*GIVEN REQUEST:* Go through the material below and count the lines with the string "JSON"; the number is the whole answer.

*** RECORDS FOR PROCESSING

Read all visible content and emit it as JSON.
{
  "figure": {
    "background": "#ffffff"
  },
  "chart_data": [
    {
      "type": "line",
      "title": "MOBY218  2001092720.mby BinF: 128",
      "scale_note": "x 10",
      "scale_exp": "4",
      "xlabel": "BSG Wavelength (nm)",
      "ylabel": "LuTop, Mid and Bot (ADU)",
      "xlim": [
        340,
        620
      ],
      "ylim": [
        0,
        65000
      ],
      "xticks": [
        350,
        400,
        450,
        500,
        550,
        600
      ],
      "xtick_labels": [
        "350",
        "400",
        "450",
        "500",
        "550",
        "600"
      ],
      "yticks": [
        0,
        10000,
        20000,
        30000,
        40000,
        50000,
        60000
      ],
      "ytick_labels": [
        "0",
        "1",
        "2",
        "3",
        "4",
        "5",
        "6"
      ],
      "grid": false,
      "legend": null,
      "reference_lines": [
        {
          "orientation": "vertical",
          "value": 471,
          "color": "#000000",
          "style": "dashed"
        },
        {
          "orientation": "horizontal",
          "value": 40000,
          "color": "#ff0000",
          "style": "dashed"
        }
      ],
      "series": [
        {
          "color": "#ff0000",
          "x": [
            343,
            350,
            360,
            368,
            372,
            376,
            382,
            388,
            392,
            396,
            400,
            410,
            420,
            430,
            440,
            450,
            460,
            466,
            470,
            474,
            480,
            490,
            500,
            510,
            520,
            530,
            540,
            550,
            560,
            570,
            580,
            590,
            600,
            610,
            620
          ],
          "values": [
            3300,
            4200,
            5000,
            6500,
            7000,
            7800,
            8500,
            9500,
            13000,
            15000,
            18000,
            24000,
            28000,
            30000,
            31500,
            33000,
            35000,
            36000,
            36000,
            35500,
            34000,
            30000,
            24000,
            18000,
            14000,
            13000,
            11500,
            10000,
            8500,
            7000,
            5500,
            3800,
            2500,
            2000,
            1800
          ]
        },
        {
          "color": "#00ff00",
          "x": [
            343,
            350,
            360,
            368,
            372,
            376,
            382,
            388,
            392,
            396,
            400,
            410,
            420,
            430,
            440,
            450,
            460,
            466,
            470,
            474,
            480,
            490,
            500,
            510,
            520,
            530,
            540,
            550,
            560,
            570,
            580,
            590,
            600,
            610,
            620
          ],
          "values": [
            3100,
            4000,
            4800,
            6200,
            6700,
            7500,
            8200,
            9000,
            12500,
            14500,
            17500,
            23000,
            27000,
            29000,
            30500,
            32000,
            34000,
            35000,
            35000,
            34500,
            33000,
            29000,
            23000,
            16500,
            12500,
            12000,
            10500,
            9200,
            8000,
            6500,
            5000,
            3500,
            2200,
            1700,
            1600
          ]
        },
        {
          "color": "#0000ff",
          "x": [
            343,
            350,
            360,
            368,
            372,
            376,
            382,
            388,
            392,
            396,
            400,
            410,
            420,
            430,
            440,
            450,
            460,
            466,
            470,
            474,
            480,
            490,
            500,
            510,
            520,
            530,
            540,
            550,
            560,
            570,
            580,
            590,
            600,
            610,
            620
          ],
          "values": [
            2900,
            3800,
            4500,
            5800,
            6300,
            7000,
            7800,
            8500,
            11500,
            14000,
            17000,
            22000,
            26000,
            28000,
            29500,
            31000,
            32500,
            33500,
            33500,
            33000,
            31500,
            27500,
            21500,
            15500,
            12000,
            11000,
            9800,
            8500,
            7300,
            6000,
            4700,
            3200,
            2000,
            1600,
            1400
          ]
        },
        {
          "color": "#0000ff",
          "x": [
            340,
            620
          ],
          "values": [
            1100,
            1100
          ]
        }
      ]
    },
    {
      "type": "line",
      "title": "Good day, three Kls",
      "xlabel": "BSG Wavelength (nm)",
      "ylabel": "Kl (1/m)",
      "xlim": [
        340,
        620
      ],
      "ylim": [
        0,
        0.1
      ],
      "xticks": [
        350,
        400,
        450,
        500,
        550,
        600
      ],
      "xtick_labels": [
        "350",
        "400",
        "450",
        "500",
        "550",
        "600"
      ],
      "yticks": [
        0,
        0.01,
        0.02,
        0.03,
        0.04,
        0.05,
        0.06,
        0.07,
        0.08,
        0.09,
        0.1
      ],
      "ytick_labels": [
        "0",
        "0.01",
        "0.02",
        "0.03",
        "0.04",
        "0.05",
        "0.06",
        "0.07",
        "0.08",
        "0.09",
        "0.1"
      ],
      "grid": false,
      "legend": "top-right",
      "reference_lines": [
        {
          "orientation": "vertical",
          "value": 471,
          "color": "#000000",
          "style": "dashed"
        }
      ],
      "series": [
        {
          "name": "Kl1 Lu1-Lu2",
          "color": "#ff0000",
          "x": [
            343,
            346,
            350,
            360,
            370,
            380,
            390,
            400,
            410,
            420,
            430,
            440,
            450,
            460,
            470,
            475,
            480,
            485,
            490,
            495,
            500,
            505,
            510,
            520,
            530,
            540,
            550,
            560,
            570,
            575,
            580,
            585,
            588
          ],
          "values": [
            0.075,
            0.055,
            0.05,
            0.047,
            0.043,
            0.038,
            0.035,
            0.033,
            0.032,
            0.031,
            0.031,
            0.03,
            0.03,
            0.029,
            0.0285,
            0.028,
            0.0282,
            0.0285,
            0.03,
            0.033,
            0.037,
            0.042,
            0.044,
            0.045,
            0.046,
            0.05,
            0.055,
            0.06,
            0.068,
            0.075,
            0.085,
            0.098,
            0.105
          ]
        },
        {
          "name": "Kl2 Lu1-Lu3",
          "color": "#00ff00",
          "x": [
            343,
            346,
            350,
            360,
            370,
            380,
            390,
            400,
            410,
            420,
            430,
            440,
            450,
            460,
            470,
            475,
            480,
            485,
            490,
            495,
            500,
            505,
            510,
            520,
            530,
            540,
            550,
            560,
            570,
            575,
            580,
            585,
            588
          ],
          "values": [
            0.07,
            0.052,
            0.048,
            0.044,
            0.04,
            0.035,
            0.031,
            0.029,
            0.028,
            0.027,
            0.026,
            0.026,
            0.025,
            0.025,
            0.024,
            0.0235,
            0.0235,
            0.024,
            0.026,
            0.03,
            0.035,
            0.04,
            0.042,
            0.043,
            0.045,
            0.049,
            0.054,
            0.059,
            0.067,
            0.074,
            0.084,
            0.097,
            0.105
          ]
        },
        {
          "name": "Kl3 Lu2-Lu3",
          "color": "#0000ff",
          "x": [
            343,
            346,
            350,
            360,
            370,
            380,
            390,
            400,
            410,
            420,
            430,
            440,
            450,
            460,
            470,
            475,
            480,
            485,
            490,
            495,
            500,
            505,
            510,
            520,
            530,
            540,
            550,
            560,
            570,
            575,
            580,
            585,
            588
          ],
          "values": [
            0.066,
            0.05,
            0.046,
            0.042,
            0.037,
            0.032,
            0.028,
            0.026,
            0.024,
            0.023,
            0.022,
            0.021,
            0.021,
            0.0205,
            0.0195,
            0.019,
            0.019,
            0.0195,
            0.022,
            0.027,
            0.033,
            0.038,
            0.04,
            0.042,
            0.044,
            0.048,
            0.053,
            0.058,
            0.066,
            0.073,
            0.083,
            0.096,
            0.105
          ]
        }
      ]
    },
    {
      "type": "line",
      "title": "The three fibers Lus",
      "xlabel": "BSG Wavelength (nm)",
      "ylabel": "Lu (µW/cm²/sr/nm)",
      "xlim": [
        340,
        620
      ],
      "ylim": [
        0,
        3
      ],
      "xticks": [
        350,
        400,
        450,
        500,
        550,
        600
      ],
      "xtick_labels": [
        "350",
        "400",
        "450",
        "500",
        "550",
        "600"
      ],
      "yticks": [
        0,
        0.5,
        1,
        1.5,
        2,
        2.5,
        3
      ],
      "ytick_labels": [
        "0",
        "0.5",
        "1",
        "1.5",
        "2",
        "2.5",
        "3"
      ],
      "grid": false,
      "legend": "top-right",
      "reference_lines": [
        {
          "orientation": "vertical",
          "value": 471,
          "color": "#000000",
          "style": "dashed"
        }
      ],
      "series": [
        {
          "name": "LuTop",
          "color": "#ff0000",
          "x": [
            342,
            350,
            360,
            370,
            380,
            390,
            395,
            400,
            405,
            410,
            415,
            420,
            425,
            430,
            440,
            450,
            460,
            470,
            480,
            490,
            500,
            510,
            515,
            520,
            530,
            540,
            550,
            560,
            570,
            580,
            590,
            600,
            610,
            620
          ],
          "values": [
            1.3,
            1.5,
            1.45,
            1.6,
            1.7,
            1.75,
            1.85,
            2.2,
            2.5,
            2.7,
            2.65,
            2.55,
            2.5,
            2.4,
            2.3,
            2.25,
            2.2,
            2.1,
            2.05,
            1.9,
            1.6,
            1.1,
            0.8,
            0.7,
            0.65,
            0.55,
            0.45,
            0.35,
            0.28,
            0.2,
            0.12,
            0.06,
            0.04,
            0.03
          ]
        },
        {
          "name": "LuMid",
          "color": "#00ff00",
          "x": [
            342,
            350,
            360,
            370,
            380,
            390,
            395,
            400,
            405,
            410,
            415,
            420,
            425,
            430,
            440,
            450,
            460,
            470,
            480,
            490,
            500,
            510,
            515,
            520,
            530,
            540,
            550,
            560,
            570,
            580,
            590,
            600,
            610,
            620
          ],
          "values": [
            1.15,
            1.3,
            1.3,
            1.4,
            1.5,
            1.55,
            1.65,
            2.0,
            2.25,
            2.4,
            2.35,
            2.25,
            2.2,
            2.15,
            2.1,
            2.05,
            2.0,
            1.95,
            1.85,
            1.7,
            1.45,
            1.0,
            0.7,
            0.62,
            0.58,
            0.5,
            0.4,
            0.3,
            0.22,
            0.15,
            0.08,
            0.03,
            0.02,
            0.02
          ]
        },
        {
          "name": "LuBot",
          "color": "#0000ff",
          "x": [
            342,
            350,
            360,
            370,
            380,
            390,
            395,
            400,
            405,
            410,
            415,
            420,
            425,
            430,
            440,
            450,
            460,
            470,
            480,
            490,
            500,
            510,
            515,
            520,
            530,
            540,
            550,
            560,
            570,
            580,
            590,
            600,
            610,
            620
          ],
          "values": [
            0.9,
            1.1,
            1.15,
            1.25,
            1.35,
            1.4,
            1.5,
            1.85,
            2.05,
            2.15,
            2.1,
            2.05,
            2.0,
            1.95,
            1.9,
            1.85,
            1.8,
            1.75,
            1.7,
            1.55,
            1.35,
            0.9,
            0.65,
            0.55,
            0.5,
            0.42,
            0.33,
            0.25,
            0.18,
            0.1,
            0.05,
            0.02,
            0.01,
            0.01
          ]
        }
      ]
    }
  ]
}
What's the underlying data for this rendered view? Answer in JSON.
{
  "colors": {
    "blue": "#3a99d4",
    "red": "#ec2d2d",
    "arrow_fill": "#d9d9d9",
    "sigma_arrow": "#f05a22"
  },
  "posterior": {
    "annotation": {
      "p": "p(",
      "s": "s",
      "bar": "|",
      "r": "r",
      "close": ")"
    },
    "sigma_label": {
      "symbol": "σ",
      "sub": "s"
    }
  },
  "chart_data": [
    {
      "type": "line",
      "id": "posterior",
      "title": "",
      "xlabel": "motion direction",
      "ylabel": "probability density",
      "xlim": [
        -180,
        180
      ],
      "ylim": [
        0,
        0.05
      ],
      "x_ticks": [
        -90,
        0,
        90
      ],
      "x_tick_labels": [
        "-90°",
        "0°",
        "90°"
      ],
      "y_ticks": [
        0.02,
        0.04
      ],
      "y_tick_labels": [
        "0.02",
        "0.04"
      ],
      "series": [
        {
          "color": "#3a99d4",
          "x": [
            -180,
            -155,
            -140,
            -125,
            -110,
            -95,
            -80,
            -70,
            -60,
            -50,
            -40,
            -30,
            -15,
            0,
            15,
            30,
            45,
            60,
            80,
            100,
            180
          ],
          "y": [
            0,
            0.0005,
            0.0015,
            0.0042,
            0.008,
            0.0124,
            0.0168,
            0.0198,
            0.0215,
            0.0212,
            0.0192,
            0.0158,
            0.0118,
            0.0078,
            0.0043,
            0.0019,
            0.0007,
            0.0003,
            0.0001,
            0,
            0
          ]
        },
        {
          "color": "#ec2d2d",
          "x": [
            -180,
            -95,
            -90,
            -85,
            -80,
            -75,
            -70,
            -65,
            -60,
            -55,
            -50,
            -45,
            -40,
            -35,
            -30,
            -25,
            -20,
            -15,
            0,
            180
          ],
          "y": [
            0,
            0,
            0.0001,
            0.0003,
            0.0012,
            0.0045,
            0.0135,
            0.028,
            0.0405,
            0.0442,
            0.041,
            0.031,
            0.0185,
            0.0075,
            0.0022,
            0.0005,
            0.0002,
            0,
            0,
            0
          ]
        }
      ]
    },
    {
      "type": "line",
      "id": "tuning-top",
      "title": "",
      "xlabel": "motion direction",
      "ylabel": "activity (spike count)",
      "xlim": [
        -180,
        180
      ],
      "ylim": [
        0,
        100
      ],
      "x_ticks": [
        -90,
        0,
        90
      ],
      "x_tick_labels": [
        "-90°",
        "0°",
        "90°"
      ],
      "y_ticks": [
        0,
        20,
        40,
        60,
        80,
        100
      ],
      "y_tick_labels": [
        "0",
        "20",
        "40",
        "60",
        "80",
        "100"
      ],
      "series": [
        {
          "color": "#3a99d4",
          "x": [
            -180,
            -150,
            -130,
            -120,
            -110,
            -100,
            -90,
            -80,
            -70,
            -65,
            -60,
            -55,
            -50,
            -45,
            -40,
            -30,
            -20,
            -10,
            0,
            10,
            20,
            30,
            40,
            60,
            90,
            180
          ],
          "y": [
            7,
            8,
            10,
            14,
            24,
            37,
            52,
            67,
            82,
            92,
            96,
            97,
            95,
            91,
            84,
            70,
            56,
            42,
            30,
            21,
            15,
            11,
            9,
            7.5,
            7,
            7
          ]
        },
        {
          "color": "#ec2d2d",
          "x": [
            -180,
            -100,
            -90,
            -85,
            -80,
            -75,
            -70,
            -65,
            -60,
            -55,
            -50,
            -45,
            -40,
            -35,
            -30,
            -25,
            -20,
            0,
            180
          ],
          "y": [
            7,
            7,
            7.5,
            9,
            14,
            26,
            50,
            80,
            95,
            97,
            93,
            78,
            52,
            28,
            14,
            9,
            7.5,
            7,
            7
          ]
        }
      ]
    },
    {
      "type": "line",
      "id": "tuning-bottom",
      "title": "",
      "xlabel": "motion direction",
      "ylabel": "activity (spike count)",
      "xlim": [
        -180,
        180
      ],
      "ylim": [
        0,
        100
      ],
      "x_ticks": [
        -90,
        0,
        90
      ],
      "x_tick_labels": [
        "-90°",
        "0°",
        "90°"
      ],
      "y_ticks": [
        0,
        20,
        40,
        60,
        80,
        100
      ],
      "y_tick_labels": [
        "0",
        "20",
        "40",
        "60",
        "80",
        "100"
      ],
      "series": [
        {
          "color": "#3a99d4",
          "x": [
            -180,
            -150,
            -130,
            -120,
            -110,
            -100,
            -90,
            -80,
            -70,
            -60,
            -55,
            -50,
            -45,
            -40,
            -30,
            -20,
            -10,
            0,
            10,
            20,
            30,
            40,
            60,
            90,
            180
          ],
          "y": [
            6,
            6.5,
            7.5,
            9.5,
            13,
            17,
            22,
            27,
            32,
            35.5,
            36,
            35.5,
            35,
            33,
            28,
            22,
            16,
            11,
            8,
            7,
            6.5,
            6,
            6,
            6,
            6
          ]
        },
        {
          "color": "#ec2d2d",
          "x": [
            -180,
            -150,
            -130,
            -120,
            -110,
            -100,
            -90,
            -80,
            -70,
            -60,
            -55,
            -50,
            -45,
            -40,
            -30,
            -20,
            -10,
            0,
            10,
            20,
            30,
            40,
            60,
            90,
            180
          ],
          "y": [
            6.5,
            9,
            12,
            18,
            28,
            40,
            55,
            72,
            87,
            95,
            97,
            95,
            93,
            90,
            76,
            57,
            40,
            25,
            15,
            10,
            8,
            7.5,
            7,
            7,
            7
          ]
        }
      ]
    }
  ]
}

******

*OUTPUT OF THE TASK:* 2